→ **Exercise description**
Please lay out the data from the line containing "459, 251, 466]" to the line containing "165, 167, 172]", both included, as a Markdown table with the columns No. and Entry. Number each line and skip any blank lines.

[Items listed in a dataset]
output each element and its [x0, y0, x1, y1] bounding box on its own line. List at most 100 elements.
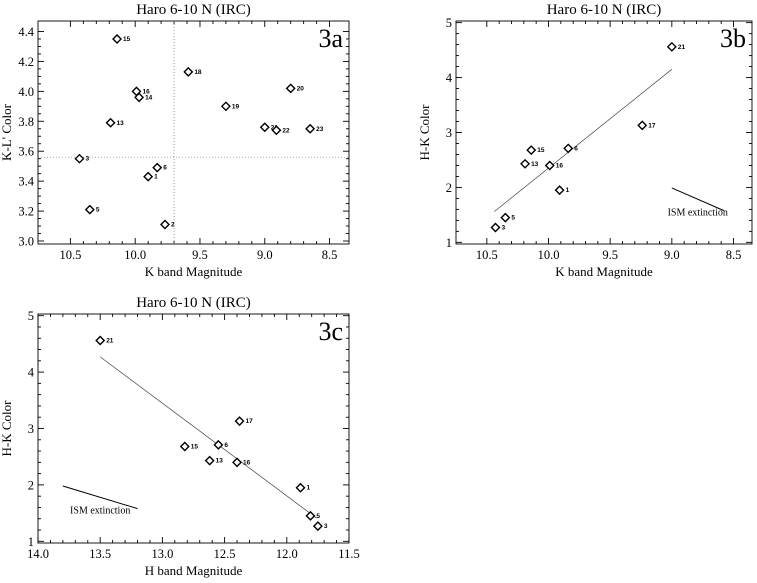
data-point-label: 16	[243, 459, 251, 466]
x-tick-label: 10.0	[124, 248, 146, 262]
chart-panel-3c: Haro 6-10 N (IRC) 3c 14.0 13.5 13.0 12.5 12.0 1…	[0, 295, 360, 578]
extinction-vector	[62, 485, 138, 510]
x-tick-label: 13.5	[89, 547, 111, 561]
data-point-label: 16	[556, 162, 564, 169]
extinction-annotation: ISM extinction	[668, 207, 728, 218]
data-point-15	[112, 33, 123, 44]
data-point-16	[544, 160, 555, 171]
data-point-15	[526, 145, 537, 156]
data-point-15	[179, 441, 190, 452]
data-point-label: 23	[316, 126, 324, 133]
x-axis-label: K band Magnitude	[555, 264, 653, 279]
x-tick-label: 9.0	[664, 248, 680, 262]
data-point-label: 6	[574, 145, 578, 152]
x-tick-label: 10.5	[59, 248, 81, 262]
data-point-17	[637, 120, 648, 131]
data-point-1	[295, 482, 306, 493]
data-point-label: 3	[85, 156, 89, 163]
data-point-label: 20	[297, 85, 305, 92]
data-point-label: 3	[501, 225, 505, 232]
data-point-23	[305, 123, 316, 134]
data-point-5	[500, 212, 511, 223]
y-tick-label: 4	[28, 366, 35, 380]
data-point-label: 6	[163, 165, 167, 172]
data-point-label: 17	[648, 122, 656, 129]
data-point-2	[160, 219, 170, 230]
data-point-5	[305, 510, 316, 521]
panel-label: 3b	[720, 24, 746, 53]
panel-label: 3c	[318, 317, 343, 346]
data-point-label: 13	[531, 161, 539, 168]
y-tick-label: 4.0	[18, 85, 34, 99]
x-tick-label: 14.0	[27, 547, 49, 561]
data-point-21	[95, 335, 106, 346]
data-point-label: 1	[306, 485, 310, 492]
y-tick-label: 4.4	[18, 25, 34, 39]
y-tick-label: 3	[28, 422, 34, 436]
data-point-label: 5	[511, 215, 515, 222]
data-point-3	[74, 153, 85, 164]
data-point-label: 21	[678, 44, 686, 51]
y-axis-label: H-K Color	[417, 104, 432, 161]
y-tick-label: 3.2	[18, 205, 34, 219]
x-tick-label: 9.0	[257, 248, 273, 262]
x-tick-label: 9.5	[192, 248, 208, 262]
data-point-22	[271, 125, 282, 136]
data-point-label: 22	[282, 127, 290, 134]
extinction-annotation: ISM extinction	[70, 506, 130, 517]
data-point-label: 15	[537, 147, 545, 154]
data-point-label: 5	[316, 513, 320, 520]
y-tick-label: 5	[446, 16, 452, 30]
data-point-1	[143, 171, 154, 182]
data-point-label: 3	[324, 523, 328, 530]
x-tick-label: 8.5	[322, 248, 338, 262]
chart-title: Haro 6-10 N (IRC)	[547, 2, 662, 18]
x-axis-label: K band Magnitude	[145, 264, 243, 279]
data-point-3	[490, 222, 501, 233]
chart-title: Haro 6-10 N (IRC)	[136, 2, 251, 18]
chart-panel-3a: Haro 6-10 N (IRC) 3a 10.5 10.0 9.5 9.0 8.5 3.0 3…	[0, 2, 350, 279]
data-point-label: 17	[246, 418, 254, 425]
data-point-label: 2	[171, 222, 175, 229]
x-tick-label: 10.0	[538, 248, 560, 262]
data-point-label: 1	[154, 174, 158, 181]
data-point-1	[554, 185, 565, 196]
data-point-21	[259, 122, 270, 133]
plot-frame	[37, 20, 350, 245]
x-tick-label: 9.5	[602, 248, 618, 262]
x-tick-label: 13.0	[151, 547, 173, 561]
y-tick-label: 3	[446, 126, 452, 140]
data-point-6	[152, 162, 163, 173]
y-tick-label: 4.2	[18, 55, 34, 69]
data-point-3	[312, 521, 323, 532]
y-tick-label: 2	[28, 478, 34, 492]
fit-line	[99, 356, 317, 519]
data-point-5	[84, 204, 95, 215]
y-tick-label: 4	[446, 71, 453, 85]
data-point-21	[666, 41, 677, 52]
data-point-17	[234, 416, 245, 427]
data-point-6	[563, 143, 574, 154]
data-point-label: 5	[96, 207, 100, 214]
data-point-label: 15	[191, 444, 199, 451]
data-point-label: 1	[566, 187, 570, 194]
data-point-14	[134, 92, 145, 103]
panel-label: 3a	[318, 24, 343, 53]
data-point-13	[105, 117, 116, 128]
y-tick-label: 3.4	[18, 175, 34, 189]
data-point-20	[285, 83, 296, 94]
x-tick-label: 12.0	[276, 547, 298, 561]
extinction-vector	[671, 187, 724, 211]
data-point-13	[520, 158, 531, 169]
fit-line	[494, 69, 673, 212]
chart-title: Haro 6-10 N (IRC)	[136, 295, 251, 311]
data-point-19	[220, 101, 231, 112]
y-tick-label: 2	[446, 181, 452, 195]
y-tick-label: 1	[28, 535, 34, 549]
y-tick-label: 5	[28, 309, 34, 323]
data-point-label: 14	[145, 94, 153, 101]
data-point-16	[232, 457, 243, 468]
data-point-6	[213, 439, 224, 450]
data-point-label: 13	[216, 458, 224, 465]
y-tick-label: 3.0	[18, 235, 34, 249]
==
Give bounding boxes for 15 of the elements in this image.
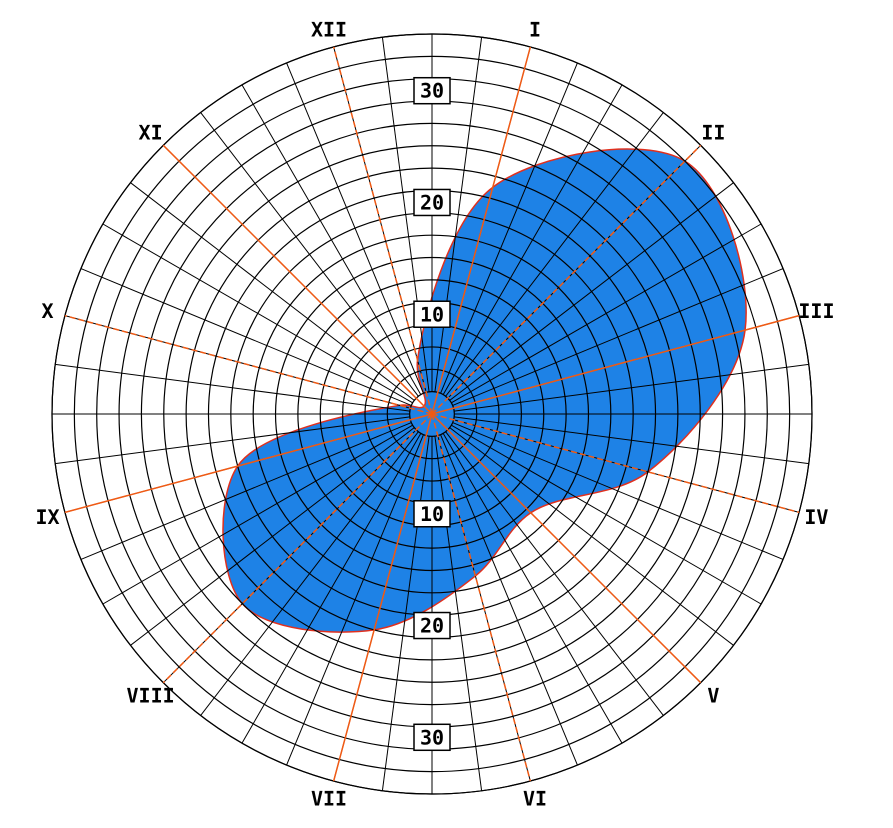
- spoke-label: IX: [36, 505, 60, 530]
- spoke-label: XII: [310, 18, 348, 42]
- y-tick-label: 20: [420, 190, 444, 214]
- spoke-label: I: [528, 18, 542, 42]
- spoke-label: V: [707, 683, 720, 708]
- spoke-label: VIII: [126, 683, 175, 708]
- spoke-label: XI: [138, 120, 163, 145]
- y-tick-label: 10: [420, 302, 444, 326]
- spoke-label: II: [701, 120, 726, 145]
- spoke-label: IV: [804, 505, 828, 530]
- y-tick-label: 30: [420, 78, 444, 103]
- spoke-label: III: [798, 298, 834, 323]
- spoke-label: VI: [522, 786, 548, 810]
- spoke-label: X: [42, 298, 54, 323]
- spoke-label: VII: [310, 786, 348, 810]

→ **Answer in full**
| No. | Entry |
|---|---|
| 1 | data-point-label: 16	[243, 459, 251, 466] |
| 2 | x-tick-label: 10.0	[124, 248, 146, 262] |
| 3 | chart-panel-3c: Haro 6-10 N (IRC) 3c 14.0 13.5 13.0 12.5 12.0 1…	[0, 295, 360, 578] |
| 4 | extinction-vector	[62, 485, 138, 510] |
| 5 | x-tick-label: 13.5	[89, 547, 111, 561] |
| 6 | data-point-label: 16	[556, 162, 564, 169] |
| 7 | extinction-annotation: ISM extinction	[668, 207, 728, 218] |
| 8 | data-point-15	[112, 33, 123, 44] |
| 9 | data-point-16	[544, 160, 555, 171] |
| 10 | data-point-15	[526, 145, 537, 156] |
| 11 | data-point-15	[179, 441, 190, 452] |
| 12 | data-point-label: 23	[316, 126, 324, 133] |
| 13 | x-axis-label: K band Magnitude	[555, 264, 653, 279] |
| 14 | x-tick-label: 9.0	[664, 248, 680, 262] |
| 15 | data-point-label: 6	[574, 145, 578, 152] |
| 16 | x-tick-label: 10.5	[59, 248, 81, 262] |
| 17 | data-point-17	[637, 120, 648, 131] |
| 18 | data-point-1	[295, 482, 306, 493] |
| 19 | data-point-label: 3	[85, 156, 89, 163] |
| 20 | data-point-label: 20	[297, 85, 305, 92] |
| 21 | data-point-label: 3	[501, 225, 505, 232] |
| 22 | data-point-23	[305, 123, 316, 134] |
| 23 | data-point-5	[500, 212, 511, 223] |
| 24 | y-tick-label: 4	[28, 366, 35, 380] |
| 25 | data-point-label: 6	[163, 165, 167, 172] |